** Goal **
Count every line where "ÚSTROJÍ" shows up, and give that number only.

** Records from a data source **
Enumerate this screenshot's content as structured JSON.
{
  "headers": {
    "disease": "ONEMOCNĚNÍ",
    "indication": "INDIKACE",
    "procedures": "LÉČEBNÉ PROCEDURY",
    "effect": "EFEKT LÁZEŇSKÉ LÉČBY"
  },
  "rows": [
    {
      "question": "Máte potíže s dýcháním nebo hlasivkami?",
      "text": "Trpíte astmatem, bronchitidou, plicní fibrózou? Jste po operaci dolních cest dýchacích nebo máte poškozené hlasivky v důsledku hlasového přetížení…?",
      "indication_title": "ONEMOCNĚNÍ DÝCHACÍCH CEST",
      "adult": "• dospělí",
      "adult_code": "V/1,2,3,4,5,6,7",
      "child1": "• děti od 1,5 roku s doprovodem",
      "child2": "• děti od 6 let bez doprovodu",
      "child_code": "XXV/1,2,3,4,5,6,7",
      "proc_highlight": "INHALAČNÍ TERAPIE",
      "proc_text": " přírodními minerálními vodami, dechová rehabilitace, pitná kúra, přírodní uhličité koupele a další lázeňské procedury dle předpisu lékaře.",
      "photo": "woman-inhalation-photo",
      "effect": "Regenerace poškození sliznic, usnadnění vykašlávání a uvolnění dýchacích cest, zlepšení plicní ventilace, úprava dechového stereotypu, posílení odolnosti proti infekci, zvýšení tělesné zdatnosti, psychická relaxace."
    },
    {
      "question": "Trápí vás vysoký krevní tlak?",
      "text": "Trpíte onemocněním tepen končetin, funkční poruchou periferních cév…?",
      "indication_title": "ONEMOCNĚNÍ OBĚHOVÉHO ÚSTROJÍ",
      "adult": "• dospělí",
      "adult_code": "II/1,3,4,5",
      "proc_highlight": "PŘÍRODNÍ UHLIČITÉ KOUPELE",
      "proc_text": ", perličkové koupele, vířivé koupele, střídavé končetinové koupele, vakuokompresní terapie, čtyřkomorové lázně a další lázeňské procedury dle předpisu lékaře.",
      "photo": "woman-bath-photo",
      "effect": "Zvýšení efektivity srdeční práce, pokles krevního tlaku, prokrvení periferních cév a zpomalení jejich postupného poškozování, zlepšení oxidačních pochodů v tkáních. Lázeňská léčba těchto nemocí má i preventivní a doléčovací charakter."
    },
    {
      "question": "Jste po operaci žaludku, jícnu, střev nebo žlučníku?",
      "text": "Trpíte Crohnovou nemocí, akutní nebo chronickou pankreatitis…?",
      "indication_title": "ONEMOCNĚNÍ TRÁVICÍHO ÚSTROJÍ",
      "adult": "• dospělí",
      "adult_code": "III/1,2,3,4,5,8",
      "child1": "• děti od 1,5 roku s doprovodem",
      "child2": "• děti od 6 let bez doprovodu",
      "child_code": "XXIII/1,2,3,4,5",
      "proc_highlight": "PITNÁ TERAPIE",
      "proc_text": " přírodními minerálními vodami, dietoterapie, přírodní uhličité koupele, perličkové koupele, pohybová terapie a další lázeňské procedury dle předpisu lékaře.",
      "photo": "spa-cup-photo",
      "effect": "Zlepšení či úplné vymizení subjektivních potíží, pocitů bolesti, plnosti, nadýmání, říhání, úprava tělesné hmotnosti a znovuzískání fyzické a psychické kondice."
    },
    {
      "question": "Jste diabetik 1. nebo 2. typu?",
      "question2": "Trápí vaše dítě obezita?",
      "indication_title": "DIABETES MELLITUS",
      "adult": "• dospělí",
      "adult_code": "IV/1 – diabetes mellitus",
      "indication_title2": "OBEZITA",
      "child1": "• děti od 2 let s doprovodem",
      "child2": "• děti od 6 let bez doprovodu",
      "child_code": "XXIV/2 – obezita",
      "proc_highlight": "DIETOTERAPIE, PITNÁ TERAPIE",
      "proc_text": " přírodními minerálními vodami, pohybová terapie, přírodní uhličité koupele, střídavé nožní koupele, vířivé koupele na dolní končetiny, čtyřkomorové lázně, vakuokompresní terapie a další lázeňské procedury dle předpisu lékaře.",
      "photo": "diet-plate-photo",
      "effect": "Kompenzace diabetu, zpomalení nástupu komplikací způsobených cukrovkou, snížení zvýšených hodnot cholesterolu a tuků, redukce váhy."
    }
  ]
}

** Exercise solution **
2